__Exercise brief__: Among the entries below, count the lines that contain the word "trillions". Write down only the total.

__Records for the task__:
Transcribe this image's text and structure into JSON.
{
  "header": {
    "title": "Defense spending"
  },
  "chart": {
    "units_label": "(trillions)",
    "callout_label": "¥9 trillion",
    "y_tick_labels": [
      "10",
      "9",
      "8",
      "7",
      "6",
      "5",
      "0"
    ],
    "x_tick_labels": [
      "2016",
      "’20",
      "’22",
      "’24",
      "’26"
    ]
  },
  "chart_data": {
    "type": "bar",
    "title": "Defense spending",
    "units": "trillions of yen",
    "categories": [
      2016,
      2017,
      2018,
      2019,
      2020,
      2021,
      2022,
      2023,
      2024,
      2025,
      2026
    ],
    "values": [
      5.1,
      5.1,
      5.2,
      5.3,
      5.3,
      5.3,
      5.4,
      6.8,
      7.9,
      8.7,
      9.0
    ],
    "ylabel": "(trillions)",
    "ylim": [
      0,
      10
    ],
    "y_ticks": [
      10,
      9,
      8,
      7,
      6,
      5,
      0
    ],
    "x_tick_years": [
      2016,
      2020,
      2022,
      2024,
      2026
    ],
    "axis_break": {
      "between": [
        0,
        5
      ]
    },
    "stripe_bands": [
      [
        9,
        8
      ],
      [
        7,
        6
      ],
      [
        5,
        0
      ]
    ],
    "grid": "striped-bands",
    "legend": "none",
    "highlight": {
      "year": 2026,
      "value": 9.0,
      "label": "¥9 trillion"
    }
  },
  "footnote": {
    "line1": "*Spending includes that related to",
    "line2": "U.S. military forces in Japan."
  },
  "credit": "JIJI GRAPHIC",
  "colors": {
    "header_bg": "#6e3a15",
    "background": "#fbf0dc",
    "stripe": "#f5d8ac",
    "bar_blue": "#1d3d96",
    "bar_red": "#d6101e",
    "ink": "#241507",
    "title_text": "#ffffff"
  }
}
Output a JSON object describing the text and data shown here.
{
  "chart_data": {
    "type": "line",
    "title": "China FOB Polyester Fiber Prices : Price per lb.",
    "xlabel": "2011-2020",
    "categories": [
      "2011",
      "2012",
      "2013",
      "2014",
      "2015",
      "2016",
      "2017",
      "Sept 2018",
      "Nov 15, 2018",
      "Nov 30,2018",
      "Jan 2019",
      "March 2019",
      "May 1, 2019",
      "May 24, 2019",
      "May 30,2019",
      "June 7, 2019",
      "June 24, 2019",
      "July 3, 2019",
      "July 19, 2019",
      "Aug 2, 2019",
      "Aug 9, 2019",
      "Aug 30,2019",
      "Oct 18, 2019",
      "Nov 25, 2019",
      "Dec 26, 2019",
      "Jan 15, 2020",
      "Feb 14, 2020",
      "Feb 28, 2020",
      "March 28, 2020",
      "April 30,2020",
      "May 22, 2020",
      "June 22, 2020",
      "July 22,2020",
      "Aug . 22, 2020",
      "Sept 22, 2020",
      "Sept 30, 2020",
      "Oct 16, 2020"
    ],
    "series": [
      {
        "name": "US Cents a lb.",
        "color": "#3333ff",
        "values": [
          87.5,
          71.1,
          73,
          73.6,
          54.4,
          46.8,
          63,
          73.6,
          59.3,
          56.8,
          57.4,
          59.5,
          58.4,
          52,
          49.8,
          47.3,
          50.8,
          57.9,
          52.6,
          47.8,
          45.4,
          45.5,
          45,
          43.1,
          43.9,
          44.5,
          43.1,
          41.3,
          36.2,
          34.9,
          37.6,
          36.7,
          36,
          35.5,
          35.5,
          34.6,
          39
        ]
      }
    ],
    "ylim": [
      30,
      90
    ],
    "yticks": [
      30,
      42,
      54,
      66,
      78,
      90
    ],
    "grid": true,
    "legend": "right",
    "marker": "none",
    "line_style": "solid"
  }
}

__Finished task__: 3